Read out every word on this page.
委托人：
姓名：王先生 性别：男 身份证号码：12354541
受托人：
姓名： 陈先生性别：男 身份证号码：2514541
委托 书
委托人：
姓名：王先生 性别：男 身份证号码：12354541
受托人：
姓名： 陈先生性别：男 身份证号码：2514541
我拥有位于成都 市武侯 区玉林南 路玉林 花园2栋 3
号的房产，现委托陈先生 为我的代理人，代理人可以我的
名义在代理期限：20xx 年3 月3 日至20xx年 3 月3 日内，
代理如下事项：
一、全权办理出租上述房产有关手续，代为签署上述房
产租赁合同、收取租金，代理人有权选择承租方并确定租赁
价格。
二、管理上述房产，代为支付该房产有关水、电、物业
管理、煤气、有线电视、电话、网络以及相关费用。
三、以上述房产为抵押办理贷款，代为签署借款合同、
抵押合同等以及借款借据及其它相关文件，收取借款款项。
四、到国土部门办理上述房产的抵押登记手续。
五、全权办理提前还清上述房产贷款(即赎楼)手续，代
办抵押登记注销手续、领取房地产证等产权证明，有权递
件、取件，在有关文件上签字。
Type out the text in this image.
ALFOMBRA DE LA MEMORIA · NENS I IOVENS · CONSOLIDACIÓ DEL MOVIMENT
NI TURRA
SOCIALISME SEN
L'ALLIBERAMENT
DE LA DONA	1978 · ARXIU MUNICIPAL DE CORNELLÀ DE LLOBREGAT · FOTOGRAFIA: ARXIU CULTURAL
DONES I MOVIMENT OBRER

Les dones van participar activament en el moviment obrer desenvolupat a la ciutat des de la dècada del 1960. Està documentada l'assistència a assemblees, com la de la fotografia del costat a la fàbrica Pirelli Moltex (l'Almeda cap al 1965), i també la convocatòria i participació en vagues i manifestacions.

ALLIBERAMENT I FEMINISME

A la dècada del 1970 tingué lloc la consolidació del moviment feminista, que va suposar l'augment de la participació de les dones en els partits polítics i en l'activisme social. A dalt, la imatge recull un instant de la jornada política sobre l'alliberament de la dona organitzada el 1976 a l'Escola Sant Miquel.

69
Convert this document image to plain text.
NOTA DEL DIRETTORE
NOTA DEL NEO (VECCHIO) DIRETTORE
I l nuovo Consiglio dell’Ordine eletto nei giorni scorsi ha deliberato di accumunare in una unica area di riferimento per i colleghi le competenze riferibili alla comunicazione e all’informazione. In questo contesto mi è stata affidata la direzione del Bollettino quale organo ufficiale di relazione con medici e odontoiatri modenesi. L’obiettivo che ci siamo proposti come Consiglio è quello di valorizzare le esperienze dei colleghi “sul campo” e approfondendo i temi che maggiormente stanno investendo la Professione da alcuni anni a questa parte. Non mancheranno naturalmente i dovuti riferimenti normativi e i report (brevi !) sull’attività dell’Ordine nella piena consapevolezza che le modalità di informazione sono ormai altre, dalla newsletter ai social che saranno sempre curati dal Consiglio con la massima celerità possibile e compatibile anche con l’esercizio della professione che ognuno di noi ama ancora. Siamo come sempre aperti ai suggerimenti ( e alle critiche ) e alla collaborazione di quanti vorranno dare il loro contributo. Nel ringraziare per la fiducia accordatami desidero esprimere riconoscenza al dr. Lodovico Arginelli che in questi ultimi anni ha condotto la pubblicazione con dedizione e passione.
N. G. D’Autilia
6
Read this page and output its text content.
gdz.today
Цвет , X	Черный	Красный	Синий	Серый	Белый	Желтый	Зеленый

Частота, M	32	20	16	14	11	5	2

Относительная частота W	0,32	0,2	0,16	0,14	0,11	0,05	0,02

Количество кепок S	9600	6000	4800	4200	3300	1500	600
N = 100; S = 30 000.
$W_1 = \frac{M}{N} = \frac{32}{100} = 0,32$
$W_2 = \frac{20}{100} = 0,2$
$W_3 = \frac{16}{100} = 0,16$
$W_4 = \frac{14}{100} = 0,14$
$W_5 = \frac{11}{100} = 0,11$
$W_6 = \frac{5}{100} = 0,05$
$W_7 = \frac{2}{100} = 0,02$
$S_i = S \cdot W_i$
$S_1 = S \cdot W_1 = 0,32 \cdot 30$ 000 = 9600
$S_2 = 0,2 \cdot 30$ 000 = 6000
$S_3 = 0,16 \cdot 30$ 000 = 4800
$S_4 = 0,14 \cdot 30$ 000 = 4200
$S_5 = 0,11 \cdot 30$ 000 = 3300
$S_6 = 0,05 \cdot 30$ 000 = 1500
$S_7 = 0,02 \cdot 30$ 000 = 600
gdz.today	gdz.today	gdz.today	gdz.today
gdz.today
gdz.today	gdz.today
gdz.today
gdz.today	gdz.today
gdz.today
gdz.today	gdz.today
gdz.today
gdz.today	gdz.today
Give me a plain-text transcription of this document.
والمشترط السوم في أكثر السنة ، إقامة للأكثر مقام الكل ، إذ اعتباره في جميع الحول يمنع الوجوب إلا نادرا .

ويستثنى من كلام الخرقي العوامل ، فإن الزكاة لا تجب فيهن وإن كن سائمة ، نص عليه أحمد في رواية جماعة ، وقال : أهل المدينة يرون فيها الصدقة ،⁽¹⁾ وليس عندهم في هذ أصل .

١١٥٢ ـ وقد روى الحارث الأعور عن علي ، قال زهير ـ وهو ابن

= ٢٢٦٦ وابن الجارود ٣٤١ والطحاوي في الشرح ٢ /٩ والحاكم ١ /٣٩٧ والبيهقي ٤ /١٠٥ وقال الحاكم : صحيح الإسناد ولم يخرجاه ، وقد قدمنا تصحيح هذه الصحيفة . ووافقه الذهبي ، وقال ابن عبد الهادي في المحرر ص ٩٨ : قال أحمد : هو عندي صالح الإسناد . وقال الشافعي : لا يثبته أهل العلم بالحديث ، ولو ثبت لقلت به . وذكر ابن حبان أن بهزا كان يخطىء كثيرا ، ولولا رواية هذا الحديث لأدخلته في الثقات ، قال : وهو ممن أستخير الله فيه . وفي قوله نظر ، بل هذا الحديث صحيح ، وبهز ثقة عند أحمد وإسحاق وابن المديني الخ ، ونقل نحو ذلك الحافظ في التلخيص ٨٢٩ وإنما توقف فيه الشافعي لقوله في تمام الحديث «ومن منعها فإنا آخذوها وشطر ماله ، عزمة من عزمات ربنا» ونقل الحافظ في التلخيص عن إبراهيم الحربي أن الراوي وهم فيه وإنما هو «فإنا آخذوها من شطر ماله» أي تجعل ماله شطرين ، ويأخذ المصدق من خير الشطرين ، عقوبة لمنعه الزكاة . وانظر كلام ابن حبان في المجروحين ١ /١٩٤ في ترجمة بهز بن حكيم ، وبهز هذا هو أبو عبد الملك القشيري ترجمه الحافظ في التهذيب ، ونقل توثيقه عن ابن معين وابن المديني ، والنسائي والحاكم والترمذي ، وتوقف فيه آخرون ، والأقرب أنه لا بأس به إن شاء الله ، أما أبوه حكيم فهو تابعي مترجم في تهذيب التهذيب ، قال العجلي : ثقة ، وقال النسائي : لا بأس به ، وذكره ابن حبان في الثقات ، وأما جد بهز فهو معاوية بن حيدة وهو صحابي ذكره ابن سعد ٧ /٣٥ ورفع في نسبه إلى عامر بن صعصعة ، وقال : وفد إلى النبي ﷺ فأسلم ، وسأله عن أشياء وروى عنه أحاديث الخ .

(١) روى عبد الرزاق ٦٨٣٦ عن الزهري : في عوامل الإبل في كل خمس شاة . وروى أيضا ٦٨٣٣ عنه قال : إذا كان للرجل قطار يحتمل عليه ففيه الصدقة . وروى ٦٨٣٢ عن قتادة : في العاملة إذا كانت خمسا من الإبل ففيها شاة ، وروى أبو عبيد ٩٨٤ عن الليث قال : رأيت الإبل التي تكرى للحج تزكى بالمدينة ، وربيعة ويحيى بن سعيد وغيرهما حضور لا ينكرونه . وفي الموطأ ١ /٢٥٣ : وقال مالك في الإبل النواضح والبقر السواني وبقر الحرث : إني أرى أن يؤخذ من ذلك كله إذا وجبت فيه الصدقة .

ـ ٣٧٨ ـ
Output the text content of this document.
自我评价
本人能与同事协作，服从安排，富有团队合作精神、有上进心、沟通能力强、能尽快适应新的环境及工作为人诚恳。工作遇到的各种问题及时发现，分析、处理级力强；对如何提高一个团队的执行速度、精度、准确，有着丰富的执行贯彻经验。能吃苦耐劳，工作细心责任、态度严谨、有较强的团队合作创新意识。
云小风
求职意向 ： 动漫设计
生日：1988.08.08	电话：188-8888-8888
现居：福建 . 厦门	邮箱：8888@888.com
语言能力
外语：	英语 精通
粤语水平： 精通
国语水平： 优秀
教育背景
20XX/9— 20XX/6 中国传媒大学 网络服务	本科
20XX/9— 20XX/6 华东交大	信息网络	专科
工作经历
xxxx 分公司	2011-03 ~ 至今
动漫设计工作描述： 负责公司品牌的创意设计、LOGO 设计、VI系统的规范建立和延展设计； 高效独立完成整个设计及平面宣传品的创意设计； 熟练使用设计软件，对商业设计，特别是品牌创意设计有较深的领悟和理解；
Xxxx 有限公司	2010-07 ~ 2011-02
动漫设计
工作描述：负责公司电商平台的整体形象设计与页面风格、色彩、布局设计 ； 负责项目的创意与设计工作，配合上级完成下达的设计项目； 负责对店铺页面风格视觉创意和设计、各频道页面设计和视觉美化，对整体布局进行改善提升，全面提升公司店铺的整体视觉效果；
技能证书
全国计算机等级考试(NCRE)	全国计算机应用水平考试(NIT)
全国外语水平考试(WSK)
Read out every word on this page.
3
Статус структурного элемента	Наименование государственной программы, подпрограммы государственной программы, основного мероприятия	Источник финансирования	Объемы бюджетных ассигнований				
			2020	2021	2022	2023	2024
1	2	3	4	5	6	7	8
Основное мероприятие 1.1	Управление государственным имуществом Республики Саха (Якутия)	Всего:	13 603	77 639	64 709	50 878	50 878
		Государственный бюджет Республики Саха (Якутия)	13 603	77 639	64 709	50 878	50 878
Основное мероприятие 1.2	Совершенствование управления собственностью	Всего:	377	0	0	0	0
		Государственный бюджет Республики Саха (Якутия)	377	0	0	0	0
************
## Task description
Check each line above for the string "frac" and show the ones that have it.

## Expected output
$W_1 = \frac{M}{N} = \frac{32}{100} = 0,32$
$W_2 = \frac{20}{100} = 0,2$
$W_3 = \frac{16}{100} = 0,16$
$W_4 = \frac{14}{100} = 0,14$
$W_5 = \frac{11}{100} = 0,11$
$W_6 = \frac{5}{100} = 0,05$
$W_7 = \frac{2}{100} = 0,02$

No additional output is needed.